Exercise: Which lines hold the word "educational"? Copy each one.

Data records:
* * * * *
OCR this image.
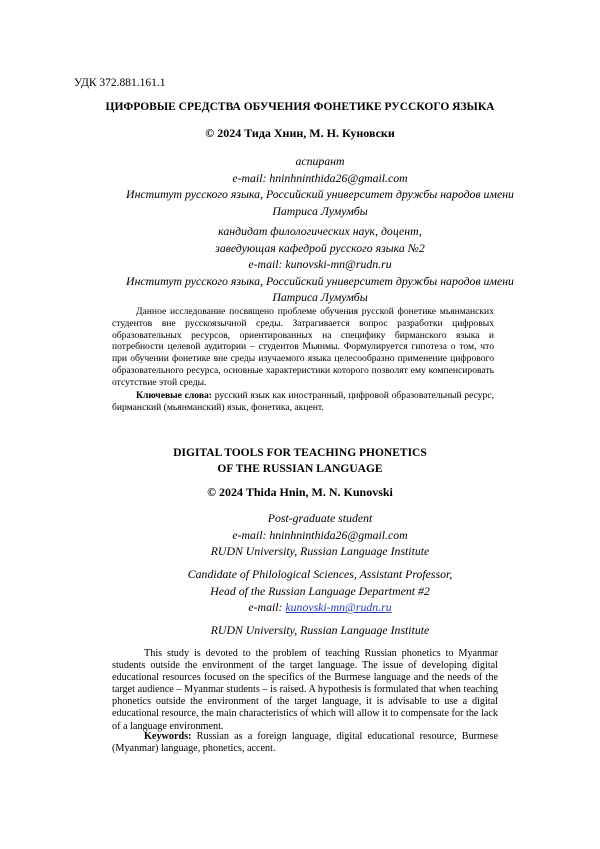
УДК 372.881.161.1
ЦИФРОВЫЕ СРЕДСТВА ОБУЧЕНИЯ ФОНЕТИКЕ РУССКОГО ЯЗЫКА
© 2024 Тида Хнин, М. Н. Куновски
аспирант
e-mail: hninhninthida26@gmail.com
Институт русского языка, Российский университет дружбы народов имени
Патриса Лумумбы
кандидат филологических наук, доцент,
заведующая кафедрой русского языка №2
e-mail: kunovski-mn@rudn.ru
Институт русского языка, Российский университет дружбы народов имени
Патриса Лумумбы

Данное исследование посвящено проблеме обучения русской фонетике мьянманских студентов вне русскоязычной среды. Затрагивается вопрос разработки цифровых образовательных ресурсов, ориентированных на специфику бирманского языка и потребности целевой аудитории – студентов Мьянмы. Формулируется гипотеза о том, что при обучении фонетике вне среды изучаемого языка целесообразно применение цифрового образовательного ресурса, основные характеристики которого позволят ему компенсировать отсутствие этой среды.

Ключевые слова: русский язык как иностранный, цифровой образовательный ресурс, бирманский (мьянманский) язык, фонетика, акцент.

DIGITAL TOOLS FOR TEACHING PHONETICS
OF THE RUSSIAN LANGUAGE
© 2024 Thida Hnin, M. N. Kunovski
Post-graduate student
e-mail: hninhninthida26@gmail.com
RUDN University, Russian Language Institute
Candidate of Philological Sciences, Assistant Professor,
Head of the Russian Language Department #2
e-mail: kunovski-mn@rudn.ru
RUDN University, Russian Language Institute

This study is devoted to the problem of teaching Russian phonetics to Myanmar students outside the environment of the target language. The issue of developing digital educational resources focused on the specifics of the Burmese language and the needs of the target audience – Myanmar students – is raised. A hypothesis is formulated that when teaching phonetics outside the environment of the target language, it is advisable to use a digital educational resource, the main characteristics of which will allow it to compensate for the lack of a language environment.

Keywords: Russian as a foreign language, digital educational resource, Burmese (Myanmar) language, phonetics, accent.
* * * * *
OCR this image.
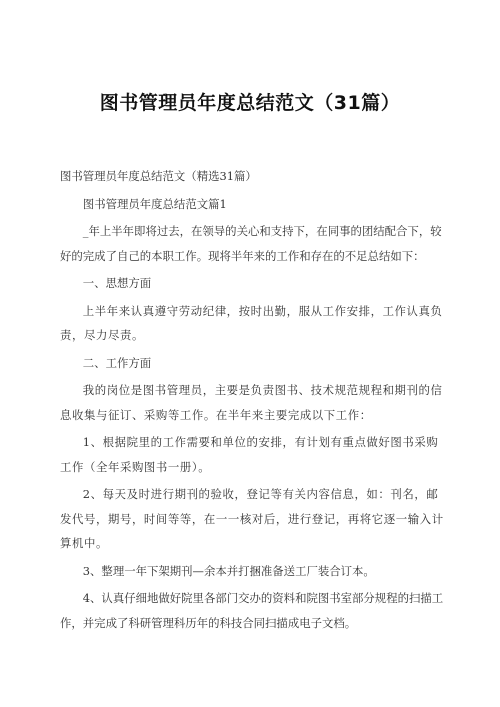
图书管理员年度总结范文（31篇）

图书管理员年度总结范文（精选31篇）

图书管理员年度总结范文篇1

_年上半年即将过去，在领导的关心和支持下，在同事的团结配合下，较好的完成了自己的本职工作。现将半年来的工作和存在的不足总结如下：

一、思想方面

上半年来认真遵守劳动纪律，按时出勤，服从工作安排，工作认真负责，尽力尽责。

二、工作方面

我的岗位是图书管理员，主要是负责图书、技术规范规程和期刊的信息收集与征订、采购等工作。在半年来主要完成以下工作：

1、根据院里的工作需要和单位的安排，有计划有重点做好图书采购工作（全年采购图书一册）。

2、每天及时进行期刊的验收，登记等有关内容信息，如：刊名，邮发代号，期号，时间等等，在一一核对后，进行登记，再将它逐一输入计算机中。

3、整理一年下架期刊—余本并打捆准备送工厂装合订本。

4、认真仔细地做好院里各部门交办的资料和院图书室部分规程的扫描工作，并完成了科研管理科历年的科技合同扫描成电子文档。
* * * * *
Solution:
This study is devoted to the problem of teaching Russian phonetics to Myanmar students outside the environment of the target language. The issue of developing digital educational resources focused on the specifics of the Burmese language and the needs of the target audience – Myanmar students – is raised. A hypothesis is formulated that when teaching phonetics outside the environment of the target language, it is advisable to use a digital educational resource, the main characteristics of which will allow it to compensate for the lack of a language environment.
Keywords: Russian as a foreign language, digital educational resource, Burmese (Myanmar) language, phonetics, accent.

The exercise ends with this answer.